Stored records

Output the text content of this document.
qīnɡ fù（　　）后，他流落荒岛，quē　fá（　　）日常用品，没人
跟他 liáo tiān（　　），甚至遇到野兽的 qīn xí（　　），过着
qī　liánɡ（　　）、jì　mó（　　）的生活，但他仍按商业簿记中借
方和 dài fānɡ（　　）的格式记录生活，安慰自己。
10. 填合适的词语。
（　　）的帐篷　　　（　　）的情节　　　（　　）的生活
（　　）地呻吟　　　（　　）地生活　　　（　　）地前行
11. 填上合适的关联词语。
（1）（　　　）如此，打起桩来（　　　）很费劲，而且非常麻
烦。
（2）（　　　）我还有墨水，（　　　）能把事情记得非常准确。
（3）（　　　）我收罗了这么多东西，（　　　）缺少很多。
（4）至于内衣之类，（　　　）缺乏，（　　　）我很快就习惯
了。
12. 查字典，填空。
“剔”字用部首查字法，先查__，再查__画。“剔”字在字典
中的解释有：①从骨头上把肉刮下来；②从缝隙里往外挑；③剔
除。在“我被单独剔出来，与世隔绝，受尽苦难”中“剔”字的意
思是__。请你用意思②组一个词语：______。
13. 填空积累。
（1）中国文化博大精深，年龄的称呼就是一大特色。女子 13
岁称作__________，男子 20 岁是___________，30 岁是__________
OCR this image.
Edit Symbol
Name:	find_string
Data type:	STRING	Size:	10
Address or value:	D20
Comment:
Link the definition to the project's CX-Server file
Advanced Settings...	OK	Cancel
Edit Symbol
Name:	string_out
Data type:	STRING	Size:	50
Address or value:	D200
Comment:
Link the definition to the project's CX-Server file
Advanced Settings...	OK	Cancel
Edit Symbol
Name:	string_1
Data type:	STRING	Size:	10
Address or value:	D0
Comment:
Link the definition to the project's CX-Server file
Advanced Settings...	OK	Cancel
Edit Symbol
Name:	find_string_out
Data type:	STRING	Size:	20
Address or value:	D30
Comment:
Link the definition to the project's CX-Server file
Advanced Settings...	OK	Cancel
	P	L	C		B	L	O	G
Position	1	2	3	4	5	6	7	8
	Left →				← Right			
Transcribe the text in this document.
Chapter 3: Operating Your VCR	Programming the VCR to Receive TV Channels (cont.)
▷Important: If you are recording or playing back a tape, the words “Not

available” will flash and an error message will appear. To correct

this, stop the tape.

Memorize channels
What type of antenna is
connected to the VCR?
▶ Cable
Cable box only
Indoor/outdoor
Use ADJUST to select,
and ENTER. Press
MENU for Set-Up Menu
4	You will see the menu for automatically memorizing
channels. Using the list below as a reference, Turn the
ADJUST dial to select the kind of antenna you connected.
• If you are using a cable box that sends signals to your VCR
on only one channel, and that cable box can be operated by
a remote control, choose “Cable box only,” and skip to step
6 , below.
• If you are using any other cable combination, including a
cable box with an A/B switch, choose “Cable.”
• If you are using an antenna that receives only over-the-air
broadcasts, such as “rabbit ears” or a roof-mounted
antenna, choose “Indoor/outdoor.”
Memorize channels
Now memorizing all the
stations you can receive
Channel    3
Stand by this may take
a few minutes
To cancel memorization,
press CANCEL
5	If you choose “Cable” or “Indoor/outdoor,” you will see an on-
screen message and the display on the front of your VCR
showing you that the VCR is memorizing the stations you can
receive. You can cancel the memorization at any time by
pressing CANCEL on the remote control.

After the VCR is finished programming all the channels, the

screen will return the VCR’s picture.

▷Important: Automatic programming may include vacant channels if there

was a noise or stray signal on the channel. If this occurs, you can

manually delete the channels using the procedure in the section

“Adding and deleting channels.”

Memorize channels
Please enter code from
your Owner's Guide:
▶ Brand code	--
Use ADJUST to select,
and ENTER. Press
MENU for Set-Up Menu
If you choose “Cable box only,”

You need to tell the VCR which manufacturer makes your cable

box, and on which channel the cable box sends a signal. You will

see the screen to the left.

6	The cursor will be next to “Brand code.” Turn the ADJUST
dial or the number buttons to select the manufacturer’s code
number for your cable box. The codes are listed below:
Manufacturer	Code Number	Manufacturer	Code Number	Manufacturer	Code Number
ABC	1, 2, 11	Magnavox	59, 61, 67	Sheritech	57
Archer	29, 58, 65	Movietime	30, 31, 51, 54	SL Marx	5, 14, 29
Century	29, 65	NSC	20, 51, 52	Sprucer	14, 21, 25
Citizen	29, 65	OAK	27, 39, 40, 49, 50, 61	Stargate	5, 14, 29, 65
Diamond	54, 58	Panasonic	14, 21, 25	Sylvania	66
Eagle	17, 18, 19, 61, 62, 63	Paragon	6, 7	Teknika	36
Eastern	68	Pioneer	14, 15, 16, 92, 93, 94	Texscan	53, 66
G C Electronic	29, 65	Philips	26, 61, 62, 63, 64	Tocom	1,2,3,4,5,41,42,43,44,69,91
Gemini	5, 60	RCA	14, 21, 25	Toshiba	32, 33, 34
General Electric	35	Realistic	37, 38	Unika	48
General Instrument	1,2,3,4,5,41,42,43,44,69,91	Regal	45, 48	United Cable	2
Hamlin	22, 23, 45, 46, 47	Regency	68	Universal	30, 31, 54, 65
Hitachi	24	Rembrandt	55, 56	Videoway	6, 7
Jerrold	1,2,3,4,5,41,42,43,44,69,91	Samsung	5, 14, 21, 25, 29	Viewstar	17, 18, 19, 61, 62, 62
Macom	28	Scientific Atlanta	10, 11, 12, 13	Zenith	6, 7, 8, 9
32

STATED EXERCISE:
Copy every line from the entries that contains the word "outdoor".

SOLUTION TO THE PROBLEM:
Indoor/outdoor
antenna, choose “Indoor/outdoor.”
5	If you choose “Cable” or “Indoor/outdoor,” you will see an on-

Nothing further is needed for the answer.